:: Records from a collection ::
******************************
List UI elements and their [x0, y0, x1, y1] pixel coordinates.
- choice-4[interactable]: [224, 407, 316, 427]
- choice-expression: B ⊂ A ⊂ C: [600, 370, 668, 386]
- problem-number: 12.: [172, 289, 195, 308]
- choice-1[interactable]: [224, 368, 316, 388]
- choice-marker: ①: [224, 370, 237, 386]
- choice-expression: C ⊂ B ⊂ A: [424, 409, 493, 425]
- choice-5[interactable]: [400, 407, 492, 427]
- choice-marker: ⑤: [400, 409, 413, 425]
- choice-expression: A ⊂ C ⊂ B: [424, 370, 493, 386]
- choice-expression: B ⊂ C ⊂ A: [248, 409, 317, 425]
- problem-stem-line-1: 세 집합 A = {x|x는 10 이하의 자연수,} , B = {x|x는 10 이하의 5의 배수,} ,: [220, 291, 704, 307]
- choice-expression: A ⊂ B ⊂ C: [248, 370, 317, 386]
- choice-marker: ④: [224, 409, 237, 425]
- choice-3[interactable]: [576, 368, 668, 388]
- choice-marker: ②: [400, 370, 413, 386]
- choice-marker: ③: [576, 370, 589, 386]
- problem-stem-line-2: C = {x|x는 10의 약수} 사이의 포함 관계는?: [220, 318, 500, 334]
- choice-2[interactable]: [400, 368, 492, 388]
******************************
Rewrite every line of the items above as a numbered list, leaving out any blank lines.

:: Correct answer ::
1. List UI elements and their [x0, y0, x1, y1] pixel coordinates.
2. - choice-4[interactable]: [224, 407, 316, 427]
3. - choice-expression: B ⊂ A ⊂ C: [600, 370, 668, 386]
4. - problem-number: 12.: [172, 289, 195, 308]
5. - choice-1[interactable]: [224, 368, 316, 388]
6. - choice-marker: ①: [224, 370, 237, 386]
7. - choice-expression: C ⊂ B ⊂ A: [424, 409, 493, 425]
8. - choice-5[interactable]: [400, 407, 492, 427]
9. - choice-marker: ⑤: [400, 409, 413, 425]
10. - choice-expression: A ⊂ C ⊂ B: [424, 370, 493, 386]
11. - choice-expression: B ⊂ C ⊂ A: [248, 409, 317, 425]
12. - problem-stem-line-1: 세 집합 A = {x|x는 10 이하의 자연수,} , B = {x|x는 10 이하의 5의 배수,} ,: [220, 291, 704, 307]
13. - choice-expression: A ⊂ B ⊂ C: [248, 370, 317, 386]
14. - choice-marker: ④: [224, 409, 237, 425]
15. - choice-3[interactable]: [576, 368, 668, 388]
16. - choice-marker: ②: [400, 370, 413, 386]
17. - choice-marker: ③: [576, 370, 589, 386]
18. - problem-stem-line-2: C = {x|x는 10의 약수} 사이의 포함 관계는?: [220, 318, 500, 334]
19. - choice-2[interactable]: [400, 368, 492, 388]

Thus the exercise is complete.